* Begin Source material *
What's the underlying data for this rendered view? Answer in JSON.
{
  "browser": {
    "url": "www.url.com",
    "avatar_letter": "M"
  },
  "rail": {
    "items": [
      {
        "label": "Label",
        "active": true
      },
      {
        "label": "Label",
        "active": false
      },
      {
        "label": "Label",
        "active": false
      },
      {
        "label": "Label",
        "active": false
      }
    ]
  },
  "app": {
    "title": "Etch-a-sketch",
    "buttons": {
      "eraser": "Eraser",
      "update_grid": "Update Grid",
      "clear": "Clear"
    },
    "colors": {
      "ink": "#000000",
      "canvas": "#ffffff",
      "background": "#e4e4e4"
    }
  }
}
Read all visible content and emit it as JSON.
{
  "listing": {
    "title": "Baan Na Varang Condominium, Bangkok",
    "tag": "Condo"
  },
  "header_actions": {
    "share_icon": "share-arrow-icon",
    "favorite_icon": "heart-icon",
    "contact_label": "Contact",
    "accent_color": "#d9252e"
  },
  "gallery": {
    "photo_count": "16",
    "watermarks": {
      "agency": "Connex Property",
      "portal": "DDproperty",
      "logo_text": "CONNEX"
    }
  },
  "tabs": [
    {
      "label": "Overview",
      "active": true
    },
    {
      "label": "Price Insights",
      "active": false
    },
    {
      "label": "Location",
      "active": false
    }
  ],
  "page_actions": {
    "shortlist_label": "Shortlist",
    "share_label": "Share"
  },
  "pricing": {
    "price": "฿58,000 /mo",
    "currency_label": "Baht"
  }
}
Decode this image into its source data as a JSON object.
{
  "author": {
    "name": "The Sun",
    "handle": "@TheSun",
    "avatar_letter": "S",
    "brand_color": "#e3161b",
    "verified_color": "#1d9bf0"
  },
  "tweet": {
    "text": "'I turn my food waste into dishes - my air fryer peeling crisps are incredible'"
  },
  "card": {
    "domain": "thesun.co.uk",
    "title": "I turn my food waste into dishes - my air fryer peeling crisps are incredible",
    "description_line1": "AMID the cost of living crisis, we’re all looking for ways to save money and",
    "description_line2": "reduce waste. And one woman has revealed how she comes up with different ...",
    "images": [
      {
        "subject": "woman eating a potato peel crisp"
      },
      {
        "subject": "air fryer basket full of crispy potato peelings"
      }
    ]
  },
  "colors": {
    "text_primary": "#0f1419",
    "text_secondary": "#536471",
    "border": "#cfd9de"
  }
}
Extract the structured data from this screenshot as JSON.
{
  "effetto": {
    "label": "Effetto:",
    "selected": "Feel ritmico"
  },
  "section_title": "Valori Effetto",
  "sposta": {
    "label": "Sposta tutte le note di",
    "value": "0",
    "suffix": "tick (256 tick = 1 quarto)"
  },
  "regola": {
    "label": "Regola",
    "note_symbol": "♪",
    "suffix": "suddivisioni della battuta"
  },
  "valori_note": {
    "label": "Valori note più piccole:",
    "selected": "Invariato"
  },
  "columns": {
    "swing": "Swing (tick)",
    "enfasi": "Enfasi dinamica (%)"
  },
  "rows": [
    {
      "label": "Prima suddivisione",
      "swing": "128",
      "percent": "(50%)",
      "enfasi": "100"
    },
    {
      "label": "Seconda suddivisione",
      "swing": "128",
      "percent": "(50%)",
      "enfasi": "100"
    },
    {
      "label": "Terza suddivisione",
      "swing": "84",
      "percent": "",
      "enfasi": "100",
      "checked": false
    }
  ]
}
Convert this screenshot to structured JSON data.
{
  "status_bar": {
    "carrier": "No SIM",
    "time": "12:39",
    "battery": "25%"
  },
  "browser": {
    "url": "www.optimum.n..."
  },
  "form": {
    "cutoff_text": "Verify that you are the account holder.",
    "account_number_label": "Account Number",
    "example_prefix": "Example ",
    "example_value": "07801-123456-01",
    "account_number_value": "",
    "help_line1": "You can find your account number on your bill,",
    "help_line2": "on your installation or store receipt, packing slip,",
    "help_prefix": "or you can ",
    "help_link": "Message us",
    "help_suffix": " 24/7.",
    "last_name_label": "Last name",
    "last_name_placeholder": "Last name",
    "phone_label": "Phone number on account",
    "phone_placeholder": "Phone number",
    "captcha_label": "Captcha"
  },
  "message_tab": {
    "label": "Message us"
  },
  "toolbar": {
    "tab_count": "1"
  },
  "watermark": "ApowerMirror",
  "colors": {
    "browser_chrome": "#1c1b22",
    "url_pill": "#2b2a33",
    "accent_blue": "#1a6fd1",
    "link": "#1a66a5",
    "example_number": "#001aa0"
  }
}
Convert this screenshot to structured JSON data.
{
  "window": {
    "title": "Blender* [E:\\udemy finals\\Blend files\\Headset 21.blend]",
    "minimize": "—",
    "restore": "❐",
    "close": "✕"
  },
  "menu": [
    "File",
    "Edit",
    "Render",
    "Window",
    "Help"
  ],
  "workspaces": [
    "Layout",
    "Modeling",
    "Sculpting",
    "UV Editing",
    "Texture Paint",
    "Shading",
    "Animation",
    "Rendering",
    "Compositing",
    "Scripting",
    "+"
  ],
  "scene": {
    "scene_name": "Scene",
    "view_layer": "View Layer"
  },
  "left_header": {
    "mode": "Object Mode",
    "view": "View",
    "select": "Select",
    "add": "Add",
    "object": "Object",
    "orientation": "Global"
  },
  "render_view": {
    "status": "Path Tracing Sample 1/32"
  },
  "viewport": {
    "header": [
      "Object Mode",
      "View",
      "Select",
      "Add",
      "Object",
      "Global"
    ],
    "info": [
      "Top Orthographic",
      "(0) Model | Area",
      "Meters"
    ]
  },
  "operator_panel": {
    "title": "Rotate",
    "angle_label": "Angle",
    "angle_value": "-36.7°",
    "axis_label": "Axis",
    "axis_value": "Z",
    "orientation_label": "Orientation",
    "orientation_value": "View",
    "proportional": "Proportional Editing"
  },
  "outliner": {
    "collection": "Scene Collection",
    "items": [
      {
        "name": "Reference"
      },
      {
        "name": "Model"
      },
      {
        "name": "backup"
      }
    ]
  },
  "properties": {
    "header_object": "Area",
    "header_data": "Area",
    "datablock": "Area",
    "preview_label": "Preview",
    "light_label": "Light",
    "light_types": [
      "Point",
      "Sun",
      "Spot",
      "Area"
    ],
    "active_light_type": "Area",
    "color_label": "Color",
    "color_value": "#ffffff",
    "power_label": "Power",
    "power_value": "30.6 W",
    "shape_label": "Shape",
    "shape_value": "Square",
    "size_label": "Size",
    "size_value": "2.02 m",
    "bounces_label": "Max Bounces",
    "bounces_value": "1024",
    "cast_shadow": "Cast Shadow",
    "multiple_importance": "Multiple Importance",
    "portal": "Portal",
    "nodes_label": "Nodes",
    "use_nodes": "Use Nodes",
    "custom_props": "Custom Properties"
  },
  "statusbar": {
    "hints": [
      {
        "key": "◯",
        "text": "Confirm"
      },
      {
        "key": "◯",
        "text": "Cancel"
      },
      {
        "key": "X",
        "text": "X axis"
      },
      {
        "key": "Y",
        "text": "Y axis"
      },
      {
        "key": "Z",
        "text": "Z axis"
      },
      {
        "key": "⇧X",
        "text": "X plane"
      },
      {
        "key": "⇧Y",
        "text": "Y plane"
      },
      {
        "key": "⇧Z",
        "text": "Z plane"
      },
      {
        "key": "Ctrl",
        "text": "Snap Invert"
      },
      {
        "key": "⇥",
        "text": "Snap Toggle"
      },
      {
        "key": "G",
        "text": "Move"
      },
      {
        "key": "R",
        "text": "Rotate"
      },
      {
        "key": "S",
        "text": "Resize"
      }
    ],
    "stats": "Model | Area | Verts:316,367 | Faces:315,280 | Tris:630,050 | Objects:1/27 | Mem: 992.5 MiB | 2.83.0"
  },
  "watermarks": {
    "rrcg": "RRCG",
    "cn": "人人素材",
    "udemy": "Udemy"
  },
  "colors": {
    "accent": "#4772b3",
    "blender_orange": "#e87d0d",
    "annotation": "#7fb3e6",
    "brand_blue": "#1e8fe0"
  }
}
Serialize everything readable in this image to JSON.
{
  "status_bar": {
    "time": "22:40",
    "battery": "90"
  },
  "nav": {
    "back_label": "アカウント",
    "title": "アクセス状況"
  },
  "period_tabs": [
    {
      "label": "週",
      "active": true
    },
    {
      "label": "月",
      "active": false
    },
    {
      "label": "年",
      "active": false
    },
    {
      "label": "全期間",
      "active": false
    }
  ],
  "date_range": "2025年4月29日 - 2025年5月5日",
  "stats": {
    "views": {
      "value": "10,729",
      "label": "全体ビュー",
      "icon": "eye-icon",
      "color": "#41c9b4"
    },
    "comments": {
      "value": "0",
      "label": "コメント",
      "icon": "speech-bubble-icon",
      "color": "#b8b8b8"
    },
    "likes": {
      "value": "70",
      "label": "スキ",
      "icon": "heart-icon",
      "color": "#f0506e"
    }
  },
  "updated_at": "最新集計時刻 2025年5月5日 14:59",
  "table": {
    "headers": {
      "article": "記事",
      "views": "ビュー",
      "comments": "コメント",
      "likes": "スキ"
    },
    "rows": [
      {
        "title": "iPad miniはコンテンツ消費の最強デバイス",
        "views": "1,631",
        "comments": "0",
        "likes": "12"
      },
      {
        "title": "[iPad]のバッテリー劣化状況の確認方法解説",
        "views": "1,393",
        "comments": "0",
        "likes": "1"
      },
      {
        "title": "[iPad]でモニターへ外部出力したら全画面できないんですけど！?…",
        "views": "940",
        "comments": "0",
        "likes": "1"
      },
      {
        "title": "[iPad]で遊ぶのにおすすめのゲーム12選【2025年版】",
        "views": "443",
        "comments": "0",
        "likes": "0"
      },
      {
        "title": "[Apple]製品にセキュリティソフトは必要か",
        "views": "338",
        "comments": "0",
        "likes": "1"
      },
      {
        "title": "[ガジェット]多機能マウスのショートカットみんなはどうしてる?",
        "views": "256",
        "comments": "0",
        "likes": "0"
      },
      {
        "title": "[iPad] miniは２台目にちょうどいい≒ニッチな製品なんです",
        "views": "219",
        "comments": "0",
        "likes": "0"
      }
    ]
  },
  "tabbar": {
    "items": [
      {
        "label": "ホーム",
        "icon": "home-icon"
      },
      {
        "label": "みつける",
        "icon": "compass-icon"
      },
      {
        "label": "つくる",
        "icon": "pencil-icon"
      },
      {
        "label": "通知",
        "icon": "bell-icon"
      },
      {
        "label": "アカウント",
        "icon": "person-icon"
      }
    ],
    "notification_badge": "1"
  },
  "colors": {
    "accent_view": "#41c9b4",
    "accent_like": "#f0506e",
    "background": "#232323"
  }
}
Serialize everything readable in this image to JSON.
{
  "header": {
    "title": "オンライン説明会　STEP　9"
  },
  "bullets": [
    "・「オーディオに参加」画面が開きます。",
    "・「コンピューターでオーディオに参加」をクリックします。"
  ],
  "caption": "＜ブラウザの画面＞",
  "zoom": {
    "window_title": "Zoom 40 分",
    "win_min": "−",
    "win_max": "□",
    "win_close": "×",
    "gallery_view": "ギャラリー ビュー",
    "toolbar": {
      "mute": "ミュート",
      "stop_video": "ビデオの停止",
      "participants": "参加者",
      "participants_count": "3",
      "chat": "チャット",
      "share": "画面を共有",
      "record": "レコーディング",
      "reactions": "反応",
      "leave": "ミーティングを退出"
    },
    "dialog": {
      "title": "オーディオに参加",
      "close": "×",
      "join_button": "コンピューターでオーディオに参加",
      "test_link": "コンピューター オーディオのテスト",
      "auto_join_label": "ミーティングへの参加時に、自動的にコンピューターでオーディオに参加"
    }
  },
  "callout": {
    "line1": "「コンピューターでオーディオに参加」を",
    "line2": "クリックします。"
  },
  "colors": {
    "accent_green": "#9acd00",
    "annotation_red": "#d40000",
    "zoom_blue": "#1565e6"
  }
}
* End Source material *
Identify each line in the entries with the word "Area" and copy it.

* Correct output:
      "(0) Model | Area",
    "header_object": "Area",
    "header_data": "Area",
    "datablock": "Area",
      "Area"
    "active_light_type": "Area",
    "stats": "Model | Area | Verts:316,367 | Faces:315,280 | Tris:630,050 | Objects:1/27 | Mem: 992.5 MiB | 2.83.0"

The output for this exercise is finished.